:: Goal of the exercise ::
Return all of the entries exactly as written.

Data entries
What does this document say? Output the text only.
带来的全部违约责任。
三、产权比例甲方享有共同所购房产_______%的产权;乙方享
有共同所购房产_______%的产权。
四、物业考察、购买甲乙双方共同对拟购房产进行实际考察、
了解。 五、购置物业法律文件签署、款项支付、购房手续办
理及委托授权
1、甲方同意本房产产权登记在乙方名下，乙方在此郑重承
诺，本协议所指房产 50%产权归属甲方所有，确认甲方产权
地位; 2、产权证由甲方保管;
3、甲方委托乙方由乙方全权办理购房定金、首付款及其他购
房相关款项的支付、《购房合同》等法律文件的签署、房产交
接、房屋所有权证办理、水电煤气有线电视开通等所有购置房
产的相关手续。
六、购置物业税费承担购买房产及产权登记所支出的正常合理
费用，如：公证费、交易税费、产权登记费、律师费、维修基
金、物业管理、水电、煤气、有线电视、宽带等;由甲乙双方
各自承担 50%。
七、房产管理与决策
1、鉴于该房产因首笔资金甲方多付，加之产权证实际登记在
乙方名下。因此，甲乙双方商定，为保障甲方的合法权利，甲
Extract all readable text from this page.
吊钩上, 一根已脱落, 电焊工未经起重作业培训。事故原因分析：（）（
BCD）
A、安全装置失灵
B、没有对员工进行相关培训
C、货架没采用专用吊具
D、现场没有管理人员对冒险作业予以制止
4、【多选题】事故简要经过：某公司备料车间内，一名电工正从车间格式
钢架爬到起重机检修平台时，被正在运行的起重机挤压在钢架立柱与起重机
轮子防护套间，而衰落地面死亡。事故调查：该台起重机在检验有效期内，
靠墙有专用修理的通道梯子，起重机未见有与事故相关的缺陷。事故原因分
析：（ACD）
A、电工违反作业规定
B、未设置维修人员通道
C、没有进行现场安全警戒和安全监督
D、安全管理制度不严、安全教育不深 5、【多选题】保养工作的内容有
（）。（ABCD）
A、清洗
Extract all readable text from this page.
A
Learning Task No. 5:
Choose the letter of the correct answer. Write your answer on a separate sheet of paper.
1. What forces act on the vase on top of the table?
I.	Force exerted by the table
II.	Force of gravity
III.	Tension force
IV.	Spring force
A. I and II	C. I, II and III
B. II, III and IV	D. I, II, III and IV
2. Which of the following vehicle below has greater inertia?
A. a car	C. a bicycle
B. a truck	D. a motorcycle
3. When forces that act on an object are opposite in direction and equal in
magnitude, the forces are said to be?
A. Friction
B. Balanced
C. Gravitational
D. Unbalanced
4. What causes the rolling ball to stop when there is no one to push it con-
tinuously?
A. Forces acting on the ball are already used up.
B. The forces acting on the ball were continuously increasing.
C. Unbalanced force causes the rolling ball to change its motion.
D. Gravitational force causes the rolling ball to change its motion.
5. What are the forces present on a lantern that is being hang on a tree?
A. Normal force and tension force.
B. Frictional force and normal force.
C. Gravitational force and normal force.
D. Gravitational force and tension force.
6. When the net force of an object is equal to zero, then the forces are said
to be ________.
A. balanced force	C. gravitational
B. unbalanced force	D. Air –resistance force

:: Answer to this problem ::
What does this document say? Output the text only.
带来的全部违约责任。
三、产权比例甲方享有共同所购房产_______%的产权;乙方享
有共同所购房产_______%的产权。
四、物业考察、购买甲乙双方共同对拟购房产进行实际考察、
了解。 五、购置物业法律文件签署、款项支付、购房手续办
理及委托授权
1、甲方同意本房产产权登记在乙方名下，乙方在此郑重承
诺，本协议所指房产 50%产权归属甲方所有，确认甲方产权
地位; 2、产权证由甲方保管;
3、甲方委托乙方由乙方全权办理购房定金、首付款及其他购
房相关款项的支付、《购房合同》等法律文件的签署、房产交
接、房屋所有权证办理、水电煤气有线电视开通等所有购置房
产的相关手续。
六、购置物业税费承担购买房产及产权登记所支出的正常合理
费用，如：公证费、交易税费、产权登记费、律师费、维修基
金、物业管理、水电、煤气、有线电视、宽带等;由甲乙双方
各自承担 50%。
七、房产管理与决策
1、鉴于该房产因首笔资金甲方多付，加之产权证实际登记在
乙方名下。因此，甲乙双方商定，为保障甲方的合法权利，甲
Extract all readable text from this page.
吊钩上, 一根已脱落, 电焊工未经起重作业培训。事故原因分析：（）（
BCD）
A、安全装置失灵
B、没有对员工进行相关培训
C、货架没采用专用吊具
D、现场没有管理人员对冒险作业予以制止
4、【多选题】事故简要经过：某公司备料车间内，一名电工正从车间格式
钢架爬到起重机检修平台时，被正在运行的起重机挤压在钢架立柱与起重机
轮子防护套间，而衰落地面死亡。事故调查：该台起重机在检验有效期内，
靠墙有专用修理的通道梯子，起重机未见有与事故相关的缺陷。事故原因分
析：（ACD）
A、电工违反作业规定
B、未设置维修人员通道
C、没有进行现场安全警戒和安全监督
D、安全管理制度不严、安全教育不深 5、【多选题】保养工作的内容有
（）。（ABCD）
A、清洗
Extract all readable text from this page.
A
Learning Task No. 5:
Choose the letter of the correct answer. Write your answer on a separate sheet of paper.
1. What forces act on the vase on top of the table?
I.	Force exerted by the table
II.	Force of gravity
III.	Tension force
IV.	Spring force
A. I and II	C. I, II and III
B. II, III and IV	D. I, II, III and IV
2. Which of the following vehicle below has greater inertia?
A. a car	C. a bicycle
B. a truck	D. a motorcycle
3. When forces that act on an object are opposite in direction and equal in
magnitude, the forces are said to be?
A. Friction
B. Balanced
C. Gravitational
D. Unbalanced
4. What causes the rolling ball to stop when there is no one to push it con-
tinuously?
A. Forces acting on the ball are already used up.
B. The forces acting on the ball were continuously increasing.
C. Unbalanced force causes the rolling ball to change its motion.
D. Gravitational force causes the rolling ball to change its motion.
5. What are the forces present on a lantern that is being hang on a tree?
A. Normal force and tension force.
B. Frictional force and normal force.
C. Gravitational force and normal force.
D. Gravitational force and tension force.
6. When the net force of an object is equal to zero, then the forces are said
to be ________.
A. balanced force	C. gravitational
B. unbalanced force	D. Air –resistance force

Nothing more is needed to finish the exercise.